- _Exercise material_:
>> BEGIN
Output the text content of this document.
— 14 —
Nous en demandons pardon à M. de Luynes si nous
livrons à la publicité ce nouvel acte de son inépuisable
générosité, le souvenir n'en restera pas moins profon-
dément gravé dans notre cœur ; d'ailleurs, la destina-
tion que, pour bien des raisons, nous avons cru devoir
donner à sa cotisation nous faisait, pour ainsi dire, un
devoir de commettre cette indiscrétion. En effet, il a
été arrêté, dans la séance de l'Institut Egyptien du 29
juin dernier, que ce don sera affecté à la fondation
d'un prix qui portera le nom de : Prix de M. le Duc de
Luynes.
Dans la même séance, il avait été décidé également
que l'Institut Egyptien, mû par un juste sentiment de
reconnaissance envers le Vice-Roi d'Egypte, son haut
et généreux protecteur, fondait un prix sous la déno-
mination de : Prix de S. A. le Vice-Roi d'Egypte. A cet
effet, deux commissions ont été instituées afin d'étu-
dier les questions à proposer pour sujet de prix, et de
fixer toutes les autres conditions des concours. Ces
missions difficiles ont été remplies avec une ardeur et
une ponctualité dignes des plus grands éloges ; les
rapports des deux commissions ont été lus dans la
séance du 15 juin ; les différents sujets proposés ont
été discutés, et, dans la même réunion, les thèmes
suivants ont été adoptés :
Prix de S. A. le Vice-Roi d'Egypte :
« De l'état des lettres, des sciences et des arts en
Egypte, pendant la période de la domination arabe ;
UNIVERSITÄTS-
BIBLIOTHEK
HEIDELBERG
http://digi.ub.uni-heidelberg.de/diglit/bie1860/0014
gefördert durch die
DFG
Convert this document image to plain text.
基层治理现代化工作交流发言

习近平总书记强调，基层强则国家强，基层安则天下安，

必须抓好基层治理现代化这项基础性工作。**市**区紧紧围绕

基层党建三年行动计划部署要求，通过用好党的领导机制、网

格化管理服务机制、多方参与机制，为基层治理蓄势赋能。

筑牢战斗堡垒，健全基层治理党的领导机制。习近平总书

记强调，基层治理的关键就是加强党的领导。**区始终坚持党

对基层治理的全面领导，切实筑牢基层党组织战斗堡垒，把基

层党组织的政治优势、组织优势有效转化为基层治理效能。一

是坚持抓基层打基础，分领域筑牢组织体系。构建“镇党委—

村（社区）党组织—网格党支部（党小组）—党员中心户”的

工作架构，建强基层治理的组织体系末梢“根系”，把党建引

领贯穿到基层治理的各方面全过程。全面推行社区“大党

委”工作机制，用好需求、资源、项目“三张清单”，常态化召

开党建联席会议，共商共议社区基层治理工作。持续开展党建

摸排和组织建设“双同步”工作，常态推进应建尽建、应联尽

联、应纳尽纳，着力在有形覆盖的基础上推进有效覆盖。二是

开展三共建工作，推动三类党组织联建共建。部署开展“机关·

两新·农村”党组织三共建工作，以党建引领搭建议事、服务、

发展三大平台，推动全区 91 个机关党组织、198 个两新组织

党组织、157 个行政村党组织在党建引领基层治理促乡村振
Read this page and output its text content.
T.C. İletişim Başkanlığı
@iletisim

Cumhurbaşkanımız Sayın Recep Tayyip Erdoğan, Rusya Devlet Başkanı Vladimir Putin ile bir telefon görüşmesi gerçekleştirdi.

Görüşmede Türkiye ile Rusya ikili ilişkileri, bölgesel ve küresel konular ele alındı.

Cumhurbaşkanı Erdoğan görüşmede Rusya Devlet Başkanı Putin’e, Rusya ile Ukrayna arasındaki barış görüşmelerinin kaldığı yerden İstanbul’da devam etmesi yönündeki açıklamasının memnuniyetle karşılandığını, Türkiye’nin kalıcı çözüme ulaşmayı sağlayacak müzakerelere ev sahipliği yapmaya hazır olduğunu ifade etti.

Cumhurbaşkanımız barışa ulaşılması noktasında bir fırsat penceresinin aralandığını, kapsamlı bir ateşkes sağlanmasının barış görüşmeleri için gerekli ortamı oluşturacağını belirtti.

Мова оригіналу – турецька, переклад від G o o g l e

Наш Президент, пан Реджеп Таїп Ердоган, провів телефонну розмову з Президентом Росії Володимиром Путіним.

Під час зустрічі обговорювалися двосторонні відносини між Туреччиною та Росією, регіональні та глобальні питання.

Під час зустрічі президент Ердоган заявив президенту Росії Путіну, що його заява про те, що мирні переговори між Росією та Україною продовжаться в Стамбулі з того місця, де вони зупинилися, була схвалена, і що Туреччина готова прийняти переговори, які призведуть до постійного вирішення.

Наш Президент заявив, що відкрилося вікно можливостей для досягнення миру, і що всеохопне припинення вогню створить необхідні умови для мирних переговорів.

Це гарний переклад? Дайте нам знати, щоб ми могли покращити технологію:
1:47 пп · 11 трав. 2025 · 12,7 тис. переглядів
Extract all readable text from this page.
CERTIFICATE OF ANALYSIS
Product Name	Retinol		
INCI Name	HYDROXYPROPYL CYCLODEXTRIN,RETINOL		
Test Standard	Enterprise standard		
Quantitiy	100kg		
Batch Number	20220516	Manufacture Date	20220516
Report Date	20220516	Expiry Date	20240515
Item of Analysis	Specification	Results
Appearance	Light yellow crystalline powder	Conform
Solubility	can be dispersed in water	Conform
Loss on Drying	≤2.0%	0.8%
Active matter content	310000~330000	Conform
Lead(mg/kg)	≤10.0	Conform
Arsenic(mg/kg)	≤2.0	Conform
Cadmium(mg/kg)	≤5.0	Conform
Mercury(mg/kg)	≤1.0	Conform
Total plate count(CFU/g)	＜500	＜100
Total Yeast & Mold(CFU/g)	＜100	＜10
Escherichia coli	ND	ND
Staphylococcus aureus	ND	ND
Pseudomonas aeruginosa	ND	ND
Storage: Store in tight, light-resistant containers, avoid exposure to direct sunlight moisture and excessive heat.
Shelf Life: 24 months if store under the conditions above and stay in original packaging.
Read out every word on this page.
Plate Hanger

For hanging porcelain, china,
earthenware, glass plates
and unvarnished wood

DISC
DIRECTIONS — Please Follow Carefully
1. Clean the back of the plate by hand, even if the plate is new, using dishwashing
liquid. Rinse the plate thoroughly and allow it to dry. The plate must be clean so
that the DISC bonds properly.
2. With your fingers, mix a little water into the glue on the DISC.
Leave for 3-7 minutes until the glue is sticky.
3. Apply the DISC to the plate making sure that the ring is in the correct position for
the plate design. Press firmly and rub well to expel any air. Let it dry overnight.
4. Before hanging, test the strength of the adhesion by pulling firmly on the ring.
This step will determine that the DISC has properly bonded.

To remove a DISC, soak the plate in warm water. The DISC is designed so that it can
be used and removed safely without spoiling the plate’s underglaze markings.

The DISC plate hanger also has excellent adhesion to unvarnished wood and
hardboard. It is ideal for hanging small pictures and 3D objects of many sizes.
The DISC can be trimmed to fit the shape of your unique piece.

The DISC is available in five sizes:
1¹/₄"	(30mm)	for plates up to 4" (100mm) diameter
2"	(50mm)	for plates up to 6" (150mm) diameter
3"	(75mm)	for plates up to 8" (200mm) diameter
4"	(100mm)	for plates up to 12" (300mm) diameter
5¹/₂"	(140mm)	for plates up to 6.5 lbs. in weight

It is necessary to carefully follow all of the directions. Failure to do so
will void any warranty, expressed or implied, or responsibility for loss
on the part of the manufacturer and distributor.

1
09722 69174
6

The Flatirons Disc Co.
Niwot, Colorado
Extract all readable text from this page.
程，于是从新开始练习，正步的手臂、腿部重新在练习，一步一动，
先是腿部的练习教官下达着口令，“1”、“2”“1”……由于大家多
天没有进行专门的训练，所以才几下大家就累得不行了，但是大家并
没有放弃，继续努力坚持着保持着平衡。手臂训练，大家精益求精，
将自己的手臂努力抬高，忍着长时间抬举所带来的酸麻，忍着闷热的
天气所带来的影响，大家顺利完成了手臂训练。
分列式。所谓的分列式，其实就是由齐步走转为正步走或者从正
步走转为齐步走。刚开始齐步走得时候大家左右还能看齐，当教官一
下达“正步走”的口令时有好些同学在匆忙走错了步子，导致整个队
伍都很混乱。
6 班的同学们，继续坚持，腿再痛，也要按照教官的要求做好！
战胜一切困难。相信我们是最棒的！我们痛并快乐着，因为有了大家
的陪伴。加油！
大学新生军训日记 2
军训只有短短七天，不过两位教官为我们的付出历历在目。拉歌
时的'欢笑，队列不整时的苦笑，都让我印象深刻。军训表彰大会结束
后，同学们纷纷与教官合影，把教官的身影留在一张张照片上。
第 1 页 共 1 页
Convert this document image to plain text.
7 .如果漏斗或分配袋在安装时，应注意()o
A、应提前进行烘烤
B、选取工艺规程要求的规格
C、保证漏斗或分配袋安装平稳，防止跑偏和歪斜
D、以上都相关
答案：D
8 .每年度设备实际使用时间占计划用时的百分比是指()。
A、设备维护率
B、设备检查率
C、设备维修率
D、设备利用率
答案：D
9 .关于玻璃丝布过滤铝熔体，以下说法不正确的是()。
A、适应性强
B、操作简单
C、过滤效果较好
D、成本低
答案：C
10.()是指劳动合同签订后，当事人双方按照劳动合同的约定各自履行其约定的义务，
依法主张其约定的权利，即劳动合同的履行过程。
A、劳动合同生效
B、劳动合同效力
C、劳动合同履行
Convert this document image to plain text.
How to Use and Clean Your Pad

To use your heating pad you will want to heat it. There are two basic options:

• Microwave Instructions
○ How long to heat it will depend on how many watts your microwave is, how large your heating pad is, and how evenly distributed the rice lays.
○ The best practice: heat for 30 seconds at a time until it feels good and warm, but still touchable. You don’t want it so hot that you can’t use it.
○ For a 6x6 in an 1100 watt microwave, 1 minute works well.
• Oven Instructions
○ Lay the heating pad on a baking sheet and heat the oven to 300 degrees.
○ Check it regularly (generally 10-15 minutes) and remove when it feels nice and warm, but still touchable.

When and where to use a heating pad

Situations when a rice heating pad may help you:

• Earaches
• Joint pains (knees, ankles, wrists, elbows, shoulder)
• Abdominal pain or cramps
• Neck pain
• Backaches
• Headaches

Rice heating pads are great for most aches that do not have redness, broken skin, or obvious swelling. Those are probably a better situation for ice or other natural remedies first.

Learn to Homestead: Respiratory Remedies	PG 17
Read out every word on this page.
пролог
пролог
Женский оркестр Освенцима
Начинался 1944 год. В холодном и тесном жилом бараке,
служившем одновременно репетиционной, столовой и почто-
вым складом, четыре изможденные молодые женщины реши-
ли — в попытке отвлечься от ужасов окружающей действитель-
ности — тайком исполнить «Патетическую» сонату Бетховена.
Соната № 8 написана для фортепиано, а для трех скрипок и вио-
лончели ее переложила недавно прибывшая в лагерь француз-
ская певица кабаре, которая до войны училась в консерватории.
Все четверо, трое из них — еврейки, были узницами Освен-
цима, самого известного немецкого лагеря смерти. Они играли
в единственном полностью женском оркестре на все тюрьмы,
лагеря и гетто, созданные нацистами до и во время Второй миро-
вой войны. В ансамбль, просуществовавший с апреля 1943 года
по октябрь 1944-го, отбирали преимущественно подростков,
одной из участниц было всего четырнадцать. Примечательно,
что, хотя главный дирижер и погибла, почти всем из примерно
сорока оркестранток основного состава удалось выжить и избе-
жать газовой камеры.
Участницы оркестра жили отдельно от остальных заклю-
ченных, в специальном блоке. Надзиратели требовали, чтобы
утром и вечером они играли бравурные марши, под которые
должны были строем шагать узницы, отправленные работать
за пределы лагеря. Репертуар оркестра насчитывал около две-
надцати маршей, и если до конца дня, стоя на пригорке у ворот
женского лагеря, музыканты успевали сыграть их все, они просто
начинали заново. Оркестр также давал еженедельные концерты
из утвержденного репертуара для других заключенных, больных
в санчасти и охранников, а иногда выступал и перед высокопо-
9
>> END
From the listing above, collect every line that mentions the word "играли".

- _Written answer_:
цима, самого известного немецкого лагеря смерти. Они играли
утром и вечером они играли бравурные марши, под которые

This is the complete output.